Structured figure records:
>>
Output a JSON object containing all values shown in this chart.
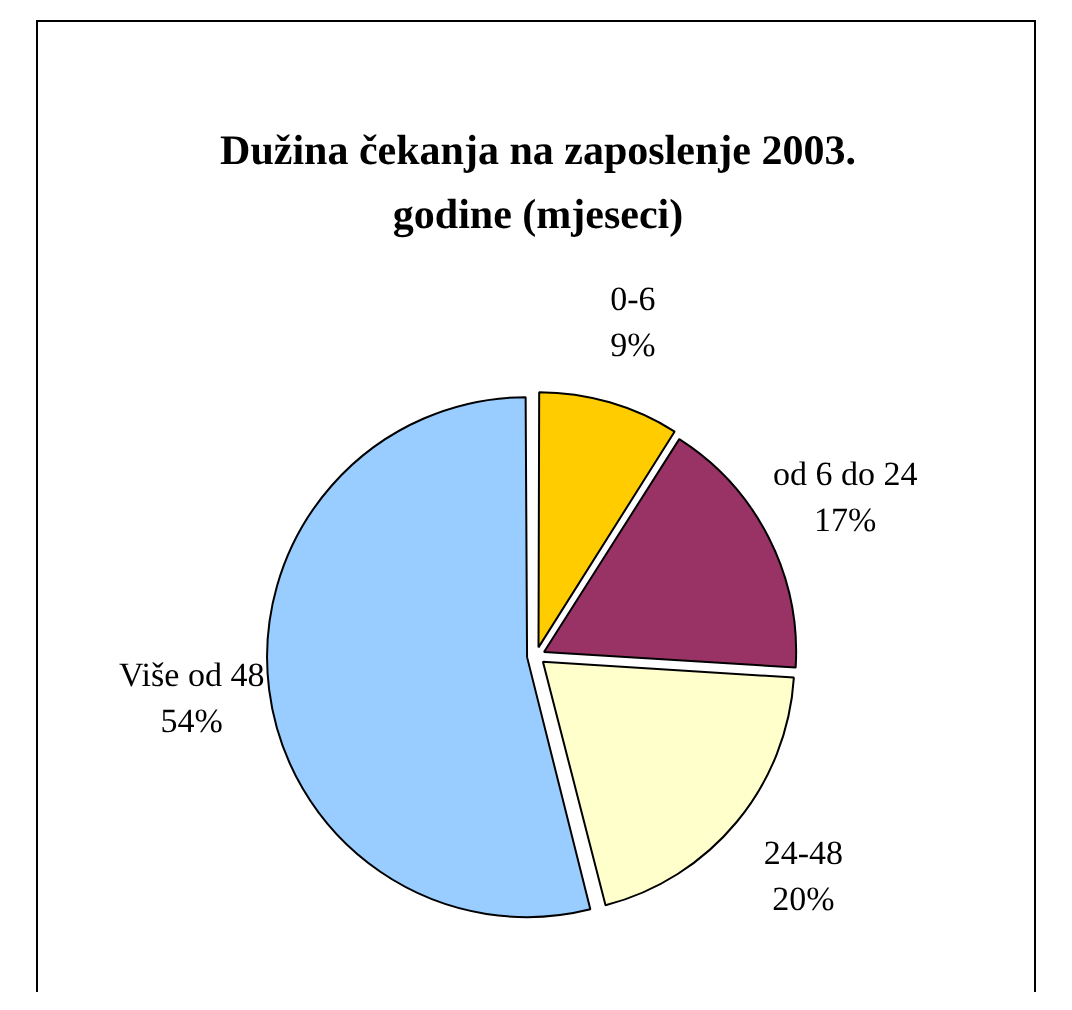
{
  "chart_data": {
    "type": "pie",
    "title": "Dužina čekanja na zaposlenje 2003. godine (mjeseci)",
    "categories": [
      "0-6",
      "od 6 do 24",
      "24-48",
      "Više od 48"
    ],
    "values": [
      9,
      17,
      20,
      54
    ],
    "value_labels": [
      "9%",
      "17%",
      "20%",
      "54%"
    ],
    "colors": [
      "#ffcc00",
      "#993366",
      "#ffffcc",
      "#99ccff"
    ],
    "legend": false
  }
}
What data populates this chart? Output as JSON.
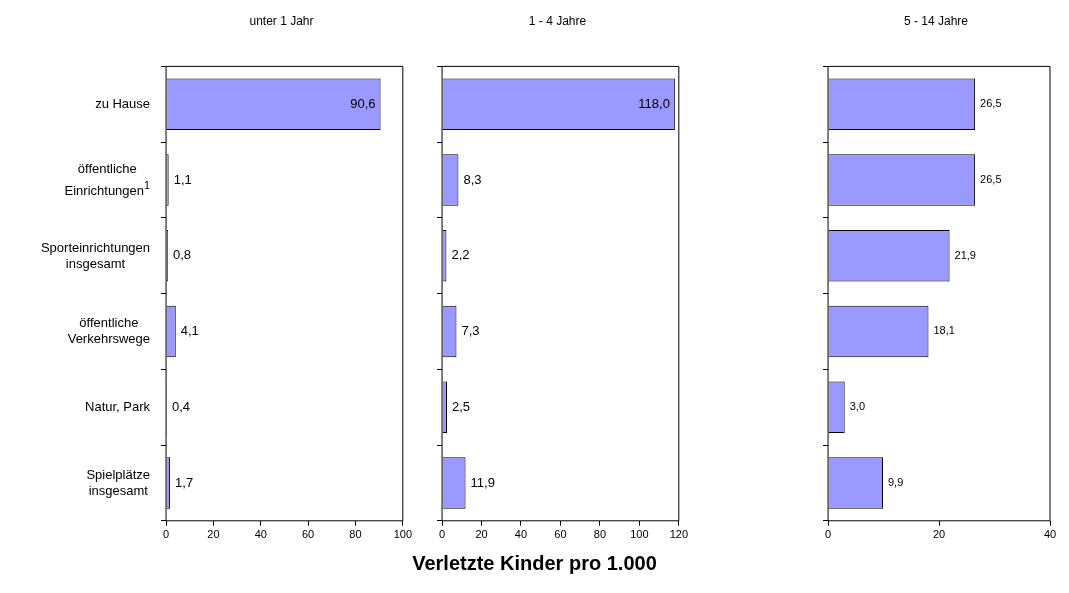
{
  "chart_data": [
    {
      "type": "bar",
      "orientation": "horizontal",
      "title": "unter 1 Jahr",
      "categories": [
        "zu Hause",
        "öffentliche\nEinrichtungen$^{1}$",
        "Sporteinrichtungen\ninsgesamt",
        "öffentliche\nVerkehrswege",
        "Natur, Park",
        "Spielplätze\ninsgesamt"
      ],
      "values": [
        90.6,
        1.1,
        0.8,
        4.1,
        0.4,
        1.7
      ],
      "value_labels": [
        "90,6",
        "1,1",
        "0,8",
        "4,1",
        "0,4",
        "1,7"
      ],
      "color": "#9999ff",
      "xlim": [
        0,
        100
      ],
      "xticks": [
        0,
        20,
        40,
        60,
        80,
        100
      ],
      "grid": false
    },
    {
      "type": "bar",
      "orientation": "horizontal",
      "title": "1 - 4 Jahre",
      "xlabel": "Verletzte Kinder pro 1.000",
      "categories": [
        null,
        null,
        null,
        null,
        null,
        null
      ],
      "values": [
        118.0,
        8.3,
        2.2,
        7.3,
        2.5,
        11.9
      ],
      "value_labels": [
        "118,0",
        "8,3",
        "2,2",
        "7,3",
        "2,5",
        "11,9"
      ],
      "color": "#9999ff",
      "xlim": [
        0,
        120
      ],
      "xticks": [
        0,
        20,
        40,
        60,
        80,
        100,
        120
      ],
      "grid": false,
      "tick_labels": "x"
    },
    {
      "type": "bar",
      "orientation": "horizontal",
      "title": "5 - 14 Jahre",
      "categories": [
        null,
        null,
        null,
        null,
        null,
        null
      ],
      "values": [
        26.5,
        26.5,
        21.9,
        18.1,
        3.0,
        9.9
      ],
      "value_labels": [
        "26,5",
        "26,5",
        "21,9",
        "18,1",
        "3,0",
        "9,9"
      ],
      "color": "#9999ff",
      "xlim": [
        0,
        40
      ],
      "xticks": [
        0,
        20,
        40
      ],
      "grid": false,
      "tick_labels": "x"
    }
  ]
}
<<
**What this task involves:** Skip the pictures and transcribe the rest of the records exactly.

**Solution:**
Output a JSON object containing all values shown in this chart.
{
  "chart_data": {
    "type": "pie",
    "title": "Dužina čekanja na zaposlenje 2003. godine (mjeseci)",
    "categories": [
      "0-6",
      "od 6 do 24",
      "24-48",
      "Više od 48"
    ],
    "values": [
      9,
      17,
      20,
      54
    ],
    "value_labels": [
      "9%",
      "17%",
      "20%",
      "54%"
    ],
    "colors": [
      "#ffcc00",
      "#993366",
      "#ffffcc",
      "#99ccff"
    ],
    "legend": false
  }
}
What data populates this chart? Output as JSON.
{
  "chart_data": [
    {
      "type": "bar",
      "orientation": "horizontal",
      "title": "unter 1 Jahr",
      "categories": [
        "zu Hause",
        "öffentliche\nEinrichtungen$^{1}$",
        "Sporteinrichtungen\ninsgesamt",
        "öffentliche\nVerkehrswege",
        "Natur, Park",
        "Spielplätze\ninsgesamt"
      ],
      "values": [
        90.6,
        1.1,
        0.8,
        4.1,
        0.4,
        1.7
      ],
      "value_labels": [
        "90,6",
        "1,1",
        "0,8",
        "4,1",
        "0,4",
        "1,7"
      ],
      "color": "#9999ff",
      "xlim": [
        0,
        100
      ],
      "xticks": [
        0,
        20,
        40,
        60,
        80,
        100
      ],
      "grid": false
    },
    {
      "type": "bar",
      "orientation": "horizontal",
      "title": "1 - 4 Jahre",
      "xlabel": "Verletzte Kinder pro 1.000",
      "categories": [
        null,
        null,
        null,
        null,
        null,
        null
      ],
      "values": [
        118.0,
        8.3,
        2.2,
        7.3,
        2.5,
        11.9
      ],
      "value_labels": [
        "118,0",
        "8,3",
        "2,2",
        "7,3",
        "2,5",
        "11,9"
      ],
      "color": "#9999ff",
      "xlim": [
        0,
        120
      ],
      "xticks": [
        0,
        20,
        40,
        60,
        80,
        100,
        120
      ],
      "grid": false,
      "tick_labels": "x"
    },
    {
      "type": "bar",
      "orientation": "horizontal",
      "title": "5 - 14 Jahre",
      "categories": [
        null,
        null,
        null,
        null,
        null,
        null
      ],
      "values": [
        26.5,
        26.5,
        21.9,
        18.1,
        3.0,
        9.9
      ],
      "value_labels": [
        "26,5",
        "26,5",
        "21,9",
        "18,1",
        "3,0",
        "9,9"
      ],
      "color": "#9999ff",
      "xlim": [
        0,
        40
      ],
      "xticks": [
        0,
        20,
        40
      ],
      "grid": false,
      "tick_labels": "x"
    }
  ]
}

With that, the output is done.